[START OF PROVIDED DATA]
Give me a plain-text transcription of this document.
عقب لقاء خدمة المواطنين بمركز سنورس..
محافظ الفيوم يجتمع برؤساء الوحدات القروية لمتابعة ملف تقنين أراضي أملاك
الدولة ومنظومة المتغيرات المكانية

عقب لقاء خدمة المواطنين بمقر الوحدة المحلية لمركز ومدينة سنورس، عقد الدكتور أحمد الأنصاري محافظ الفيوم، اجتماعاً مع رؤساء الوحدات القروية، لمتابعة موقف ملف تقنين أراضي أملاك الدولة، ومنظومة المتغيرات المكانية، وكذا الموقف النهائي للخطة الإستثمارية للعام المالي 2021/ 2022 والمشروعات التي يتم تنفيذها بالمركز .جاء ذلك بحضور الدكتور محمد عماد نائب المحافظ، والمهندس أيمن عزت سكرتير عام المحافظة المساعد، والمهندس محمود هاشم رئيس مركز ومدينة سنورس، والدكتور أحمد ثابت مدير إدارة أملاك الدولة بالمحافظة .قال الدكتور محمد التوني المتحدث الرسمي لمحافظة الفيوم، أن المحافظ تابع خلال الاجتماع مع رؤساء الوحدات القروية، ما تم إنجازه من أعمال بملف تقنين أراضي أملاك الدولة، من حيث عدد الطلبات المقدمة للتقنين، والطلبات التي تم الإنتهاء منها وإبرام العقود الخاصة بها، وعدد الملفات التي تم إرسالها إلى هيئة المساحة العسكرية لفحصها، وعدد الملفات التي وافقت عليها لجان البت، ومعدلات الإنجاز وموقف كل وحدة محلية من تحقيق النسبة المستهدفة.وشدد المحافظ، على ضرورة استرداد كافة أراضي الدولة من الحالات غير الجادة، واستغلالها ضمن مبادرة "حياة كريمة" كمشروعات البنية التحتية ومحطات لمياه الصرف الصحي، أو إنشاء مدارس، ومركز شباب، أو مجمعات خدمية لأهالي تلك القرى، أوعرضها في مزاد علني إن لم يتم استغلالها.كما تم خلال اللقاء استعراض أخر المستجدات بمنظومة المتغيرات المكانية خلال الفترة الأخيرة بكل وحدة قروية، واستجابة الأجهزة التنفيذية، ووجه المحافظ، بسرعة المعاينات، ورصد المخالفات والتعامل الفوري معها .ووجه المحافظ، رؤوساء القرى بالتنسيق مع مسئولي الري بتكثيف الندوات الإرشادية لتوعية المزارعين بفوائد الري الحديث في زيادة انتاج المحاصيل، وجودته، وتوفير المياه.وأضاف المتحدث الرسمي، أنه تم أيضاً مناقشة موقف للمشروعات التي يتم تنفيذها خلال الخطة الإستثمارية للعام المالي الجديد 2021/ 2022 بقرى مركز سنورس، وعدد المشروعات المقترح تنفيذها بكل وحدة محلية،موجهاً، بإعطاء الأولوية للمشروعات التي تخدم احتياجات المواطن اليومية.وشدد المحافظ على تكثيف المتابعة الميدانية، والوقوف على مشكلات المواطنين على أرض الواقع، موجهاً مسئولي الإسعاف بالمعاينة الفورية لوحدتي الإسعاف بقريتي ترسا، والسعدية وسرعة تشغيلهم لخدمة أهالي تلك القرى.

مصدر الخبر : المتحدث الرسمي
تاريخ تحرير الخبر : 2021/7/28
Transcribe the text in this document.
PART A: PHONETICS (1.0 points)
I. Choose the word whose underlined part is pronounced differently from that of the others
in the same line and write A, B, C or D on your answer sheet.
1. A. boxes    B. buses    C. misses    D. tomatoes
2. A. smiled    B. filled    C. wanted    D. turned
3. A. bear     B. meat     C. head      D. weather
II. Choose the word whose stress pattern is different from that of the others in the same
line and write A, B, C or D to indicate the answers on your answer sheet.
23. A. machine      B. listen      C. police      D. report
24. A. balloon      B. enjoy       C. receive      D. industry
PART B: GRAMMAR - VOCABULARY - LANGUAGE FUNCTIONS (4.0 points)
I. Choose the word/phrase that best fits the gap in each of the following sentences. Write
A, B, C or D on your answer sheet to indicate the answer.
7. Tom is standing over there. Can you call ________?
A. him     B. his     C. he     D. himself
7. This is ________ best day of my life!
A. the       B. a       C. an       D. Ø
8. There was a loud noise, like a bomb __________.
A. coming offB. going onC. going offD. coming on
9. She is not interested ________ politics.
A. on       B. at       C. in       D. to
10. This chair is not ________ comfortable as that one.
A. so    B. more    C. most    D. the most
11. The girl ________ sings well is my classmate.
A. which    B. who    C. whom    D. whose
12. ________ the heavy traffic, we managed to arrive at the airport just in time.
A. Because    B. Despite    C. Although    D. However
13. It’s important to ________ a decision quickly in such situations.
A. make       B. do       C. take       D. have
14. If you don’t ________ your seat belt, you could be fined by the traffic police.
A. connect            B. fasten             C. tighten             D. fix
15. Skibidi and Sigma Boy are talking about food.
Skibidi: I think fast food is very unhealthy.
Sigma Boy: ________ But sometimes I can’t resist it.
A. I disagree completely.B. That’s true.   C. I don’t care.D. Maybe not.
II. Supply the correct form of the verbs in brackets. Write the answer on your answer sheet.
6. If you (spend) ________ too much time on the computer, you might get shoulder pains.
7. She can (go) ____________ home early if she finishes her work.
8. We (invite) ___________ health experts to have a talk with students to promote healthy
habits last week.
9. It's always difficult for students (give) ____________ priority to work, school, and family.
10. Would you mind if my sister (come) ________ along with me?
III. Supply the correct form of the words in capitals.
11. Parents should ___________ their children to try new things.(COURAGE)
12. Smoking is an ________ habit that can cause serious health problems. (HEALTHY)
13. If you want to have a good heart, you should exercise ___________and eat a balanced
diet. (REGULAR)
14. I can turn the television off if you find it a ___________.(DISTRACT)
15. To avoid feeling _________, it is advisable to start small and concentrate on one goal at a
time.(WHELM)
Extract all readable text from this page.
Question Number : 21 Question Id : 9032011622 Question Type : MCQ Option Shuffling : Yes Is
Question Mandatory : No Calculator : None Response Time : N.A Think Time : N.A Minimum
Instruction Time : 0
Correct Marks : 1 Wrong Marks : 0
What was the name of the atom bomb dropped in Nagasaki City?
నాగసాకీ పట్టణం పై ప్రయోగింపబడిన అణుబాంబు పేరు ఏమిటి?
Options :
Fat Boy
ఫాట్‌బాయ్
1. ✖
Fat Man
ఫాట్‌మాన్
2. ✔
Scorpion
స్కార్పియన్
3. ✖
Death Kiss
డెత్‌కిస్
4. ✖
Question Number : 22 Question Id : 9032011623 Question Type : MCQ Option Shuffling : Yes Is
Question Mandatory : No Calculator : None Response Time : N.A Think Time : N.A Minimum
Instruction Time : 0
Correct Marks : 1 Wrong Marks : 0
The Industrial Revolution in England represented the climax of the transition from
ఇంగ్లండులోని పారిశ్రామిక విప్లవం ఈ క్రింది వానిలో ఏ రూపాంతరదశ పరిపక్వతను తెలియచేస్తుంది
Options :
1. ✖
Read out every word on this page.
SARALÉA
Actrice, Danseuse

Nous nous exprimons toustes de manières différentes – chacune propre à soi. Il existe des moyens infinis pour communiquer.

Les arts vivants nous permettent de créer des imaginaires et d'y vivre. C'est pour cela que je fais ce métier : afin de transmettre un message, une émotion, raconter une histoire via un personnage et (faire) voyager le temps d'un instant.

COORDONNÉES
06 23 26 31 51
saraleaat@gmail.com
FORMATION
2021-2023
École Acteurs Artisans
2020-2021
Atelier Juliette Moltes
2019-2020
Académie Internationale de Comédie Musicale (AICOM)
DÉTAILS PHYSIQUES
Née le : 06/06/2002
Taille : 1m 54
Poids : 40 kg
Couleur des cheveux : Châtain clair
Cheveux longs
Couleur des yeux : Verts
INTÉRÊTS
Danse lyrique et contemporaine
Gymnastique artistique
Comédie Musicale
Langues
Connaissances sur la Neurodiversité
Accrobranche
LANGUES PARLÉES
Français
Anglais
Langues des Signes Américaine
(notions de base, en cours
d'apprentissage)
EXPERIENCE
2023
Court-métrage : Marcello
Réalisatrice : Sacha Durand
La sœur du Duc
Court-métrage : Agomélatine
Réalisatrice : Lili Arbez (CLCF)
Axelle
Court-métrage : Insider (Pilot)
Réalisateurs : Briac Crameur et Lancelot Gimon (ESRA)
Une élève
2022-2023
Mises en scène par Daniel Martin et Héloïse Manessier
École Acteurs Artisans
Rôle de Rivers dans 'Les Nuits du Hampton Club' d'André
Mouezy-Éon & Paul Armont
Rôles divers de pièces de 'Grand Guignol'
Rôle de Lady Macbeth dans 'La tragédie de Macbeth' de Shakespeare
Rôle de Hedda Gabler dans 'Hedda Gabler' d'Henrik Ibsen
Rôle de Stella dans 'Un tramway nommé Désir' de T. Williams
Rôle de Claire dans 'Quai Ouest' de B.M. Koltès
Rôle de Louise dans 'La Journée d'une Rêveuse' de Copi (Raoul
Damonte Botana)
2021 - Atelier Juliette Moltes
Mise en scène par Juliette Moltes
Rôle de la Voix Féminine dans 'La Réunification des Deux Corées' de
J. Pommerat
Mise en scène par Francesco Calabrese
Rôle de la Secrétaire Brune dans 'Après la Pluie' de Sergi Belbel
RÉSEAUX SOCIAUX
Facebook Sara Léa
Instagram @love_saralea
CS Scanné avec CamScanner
[END OF PROVIDED DATA]
• [EXERCISE DESCRIPTION]: Copy all lines in the listing above where the string "answer" appears.

• [RESULT OF THE EXERCISE]:
in the same line and write A, B, C or D on your answer sheet.
line and write A, B, C or D to indicate the answers on your answer sheet.
A, B, C or D on your answer sheet to indicate the answer.
II. Supply the correct form of the verbs in brackets. Write the answer on your answer sheet.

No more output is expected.